------ Recorded information ------
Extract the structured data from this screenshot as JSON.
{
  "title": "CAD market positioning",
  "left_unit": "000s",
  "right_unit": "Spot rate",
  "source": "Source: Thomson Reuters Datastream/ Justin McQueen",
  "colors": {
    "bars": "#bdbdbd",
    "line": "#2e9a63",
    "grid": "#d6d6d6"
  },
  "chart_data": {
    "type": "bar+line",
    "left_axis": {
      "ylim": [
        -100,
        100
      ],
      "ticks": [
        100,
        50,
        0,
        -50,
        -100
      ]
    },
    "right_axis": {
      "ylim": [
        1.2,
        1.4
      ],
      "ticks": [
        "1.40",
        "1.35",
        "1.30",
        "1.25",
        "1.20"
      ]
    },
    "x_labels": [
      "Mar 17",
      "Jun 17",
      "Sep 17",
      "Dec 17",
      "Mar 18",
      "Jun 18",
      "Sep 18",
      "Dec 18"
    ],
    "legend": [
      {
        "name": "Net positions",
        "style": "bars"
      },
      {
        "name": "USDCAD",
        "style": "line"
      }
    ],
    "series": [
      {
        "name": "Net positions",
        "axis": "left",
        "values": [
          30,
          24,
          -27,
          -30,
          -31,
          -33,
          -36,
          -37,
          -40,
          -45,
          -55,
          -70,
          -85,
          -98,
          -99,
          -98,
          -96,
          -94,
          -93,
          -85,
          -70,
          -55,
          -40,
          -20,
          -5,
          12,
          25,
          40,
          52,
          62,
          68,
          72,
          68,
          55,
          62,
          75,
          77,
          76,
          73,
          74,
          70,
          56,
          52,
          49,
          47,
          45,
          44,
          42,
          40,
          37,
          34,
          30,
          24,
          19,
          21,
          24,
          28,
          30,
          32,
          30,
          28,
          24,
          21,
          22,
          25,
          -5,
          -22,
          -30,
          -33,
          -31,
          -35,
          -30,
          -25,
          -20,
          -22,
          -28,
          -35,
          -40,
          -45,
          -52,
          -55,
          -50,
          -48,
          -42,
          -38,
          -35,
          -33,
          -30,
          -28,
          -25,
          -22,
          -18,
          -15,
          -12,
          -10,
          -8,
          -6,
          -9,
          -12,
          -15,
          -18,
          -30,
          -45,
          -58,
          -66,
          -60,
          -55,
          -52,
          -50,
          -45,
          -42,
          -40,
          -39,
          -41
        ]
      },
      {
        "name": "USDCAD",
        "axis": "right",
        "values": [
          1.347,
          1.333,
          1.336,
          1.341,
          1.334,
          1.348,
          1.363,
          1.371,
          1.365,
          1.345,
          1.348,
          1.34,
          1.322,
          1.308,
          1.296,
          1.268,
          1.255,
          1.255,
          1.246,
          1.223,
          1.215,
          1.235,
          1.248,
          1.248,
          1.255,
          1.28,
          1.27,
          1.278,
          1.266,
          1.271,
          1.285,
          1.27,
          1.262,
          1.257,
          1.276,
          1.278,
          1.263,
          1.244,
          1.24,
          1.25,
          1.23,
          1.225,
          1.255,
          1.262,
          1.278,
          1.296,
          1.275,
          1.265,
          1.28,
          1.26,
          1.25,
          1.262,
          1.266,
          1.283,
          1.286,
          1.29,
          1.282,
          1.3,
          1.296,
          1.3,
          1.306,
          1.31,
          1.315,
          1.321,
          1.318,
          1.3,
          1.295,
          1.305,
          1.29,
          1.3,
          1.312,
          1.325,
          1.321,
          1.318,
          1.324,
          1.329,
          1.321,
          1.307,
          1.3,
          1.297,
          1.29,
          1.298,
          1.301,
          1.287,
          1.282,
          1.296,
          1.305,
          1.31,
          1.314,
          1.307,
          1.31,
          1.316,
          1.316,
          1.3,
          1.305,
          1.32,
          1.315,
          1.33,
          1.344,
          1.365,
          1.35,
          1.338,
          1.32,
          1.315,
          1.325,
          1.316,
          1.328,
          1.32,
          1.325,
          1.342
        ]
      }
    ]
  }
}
------
Given problem —
Go through the entries and repeat each one exactly.

Response below —
Extract the structured data from this screenshot as JSON.
{
  "title": "CAD market positioning",
  "left_unit": "000s",
  "right_unit": "Spot rate",
  "source": "Source: Thomson Reuters Datastream/ Justin McQueen",
  "colors": {
    "bars": "#bdbdbd",
    "line": "#2e9a63",
    "grid": "#d6d6d6"
  },
  "chart_data": {
    "type": "bar+line",
    "left_axis": {
      "ylim": [
        -100,
        100
      ],
      "ticks": [
        100,
        50,
        0,
        -50,
        -100
      ]
    },
    "right_axis": {
      "ylim": [
        1.2,
        1.4
      ],
      "ticks": [
        "1.40",
        "1.35",
        "1.30",
        "1.25",
        "1.20"
      ]
    },
    "x_labels": [
      "Mar 17",
      "Jun 17",
      "Sep 17",
      "Dec 17",
      "Mar 18",
      "Jun 18",
      "Sep 18",
      "Dec 18"
    ],
    "legend": [
      {
        "name": "Net positions",
        "style": "bars"
      },
      {
        "name": "USDCAD",
        "style": "line"
      }
    ],
    "series": [
      {
        "name": "Net positions",
        "axis": "left",
        "values": [
          30,
          24,
          -27,
          -30,
          -31,
          -33,
          -36,
          -37,
          -40,
          -45,
          -55,
          -70,
          -85,
          -98,
          -99,
          -98,
          -96,
          -94,
          -93,
          -85,
          -70,
          -55,
          -40,
          -20,
          -5,
          12,
          25,
          40,
          52,
          62,
          68,
          72,
          68,
          55,
          62,
          75,
          77,
          76,
          73,
          74,
          70,
          56,
          52,
          49,
          47,
          45,
          44,
          42,
          40,
          37,
          34,
          30,
          24,
          19,
          21,
          24,
          28,
          30,
          32,
          30,
          28,
          24,
          21,
          22,
          25,
          -5,
          -22,
          -30,
          -33,
          -31,
          -35,
          -30,
          -25,
          -20,
          -22,
          -28,
          -35,
          -40,
          -45,
          -52,
          -55,
          -50,
          -48,
          -42,
          -38,
          -35,
          -33,
          -30,
          -28,
          -25,
          -22,
          -18,
          -15,
          -12,
          -10,
          -8,
          -6,
          -9,
          -12,
          -15,
          -18,
          -30,
          -45,
          -58,
          -66,
          -60,
          -55,
          -52,
          -50,
          -45,
          -42,
          -40,
          -39,
          -41
        ]
      },
      {
        "name": "USDCAD",
        "axis": "right",
        "values": [
          1.347,
          1.333,
          1.336,
          1.341,
          1.334,
          1.348,
          1.363,
          1.371,
          1.365,
          1.345,
          1.348,
          1.34,
          1.322,
          1.308,
          1.296,
          1.268,
          1.255,
          1.255,
          1.246,
          1.223,
          1.215,
          1.235,
          1.248,
          1.248,
          1.255,
          1.28,
          1.27,
          1.278,
          1.266,
          1.271,
          1.285,
          1.27,
          1.262,
          1.257,
          1.276,
          1.278,
          1.263,
          1.244,
          1.24,
          1.25,
          1.23,
          1.225,
          1.255,
          1.262,
          1.278,
          1.296,
          1.275,
          1.265,
          1.28,
          1.26,
          1.25,
          1.262,
          1.266,
          1.283,
          1.286,
          1.29,
          1.282,
          1.3,
          1.296,
          1.3,
          1.306,
          1.31,
          1.315,
          1.321,
          1.318,
          1.3,
          1.295,
          1.305,
          1.29,
          1.3,
          1.312,
          1.325,
          1.321,
          1.318,
          1.324,
          1.329,
          1.321,
          1.307,
          1.3,
          1.297,
          1.29,
          1.298,
          1.301,
          1.287,
          1.282,
          1.296,
          1.305,
          1.31,
          1.314,
          1.307,
          1.31,
          1.316,
          1.316,
          1.3,
          1.305,
          1.32,
          1.315,
          1.33,
          1.344,
          1.365,
          1.35,
          1.338,
          1.32,
          1.315,
          1.325,
          1.316,
          1.328,
          1.32,
          1.325,
          1.342
        ]
      }
    ]
  }
}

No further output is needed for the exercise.